# START OF Material for the task

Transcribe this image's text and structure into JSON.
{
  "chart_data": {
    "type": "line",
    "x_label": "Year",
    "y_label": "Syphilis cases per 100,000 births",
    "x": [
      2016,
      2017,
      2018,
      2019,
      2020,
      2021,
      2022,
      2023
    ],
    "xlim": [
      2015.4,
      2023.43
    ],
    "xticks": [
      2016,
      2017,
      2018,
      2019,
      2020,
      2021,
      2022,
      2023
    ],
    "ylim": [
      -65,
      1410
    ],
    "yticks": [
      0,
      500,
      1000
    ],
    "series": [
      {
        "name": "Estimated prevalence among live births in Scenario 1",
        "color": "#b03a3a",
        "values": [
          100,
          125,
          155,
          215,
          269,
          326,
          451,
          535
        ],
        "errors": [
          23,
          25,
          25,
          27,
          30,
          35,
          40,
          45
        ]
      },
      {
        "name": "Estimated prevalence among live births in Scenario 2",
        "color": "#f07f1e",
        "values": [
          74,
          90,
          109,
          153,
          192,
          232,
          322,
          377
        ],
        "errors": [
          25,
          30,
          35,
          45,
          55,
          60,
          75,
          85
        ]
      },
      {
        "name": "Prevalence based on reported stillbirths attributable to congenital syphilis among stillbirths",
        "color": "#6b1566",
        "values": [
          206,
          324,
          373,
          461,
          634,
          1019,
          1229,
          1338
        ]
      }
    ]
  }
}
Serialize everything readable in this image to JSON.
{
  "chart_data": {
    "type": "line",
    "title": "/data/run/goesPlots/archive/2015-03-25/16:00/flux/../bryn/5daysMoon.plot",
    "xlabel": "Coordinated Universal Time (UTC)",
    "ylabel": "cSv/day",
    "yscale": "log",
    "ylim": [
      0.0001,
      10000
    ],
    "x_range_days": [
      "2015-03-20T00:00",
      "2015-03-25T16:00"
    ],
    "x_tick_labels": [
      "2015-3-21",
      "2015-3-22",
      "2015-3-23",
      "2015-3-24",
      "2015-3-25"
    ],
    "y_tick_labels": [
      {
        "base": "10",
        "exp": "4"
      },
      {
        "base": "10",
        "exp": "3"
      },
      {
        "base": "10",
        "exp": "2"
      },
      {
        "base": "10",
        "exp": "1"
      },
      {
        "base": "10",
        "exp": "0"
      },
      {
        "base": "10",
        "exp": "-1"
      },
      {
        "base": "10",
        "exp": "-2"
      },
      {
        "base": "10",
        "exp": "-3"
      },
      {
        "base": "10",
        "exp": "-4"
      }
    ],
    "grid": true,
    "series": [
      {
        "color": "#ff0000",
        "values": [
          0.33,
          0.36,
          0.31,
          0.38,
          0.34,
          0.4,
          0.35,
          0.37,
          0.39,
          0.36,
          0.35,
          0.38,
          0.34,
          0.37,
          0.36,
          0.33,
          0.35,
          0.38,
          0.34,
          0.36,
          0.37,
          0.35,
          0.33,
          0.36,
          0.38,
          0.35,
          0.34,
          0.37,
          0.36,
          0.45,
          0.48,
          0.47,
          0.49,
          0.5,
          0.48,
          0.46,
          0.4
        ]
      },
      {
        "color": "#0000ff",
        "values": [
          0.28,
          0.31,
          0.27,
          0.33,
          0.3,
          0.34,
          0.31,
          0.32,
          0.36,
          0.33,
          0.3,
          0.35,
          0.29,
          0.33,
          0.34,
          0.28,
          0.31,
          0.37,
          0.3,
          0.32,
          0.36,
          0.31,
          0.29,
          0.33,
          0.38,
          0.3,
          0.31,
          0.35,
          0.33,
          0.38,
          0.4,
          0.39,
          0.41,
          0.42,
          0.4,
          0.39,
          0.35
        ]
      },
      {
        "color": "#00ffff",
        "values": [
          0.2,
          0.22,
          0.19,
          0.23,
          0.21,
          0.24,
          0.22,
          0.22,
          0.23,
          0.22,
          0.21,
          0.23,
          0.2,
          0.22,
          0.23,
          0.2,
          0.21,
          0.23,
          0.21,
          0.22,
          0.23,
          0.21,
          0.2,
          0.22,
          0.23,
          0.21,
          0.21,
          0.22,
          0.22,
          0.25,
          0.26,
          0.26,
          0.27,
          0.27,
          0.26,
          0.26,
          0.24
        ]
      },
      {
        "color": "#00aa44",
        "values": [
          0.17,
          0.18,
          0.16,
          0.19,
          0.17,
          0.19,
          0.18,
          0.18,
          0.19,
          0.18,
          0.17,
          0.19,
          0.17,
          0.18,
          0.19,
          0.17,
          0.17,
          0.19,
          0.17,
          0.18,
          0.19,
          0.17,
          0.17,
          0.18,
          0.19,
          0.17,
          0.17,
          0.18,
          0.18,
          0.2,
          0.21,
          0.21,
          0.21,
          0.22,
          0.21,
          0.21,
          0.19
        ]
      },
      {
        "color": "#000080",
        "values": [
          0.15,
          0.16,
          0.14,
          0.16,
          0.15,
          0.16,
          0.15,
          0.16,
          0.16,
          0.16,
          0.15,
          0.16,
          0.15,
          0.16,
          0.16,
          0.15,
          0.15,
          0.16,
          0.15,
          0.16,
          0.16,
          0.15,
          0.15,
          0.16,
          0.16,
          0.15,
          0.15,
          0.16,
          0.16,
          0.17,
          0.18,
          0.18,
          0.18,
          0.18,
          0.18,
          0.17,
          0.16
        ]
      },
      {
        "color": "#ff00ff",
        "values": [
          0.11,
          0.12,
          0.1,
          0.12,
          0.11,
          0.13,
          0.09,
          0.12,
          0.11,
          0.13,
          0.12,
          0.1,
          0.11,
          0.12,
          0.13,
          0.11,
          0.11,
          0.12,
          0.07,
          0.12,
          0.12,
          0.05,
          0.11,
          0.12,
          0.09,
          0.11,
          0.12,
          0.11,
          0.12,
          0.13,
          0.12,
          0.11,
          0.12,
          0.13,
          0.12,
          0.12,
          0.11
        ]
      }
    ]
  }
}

# END OF Material for the task

Copy all lines from the data that hold the word "JSON".

Transcribe this image's text and structure into JSON.
Serialize everything readable in this image to JSON.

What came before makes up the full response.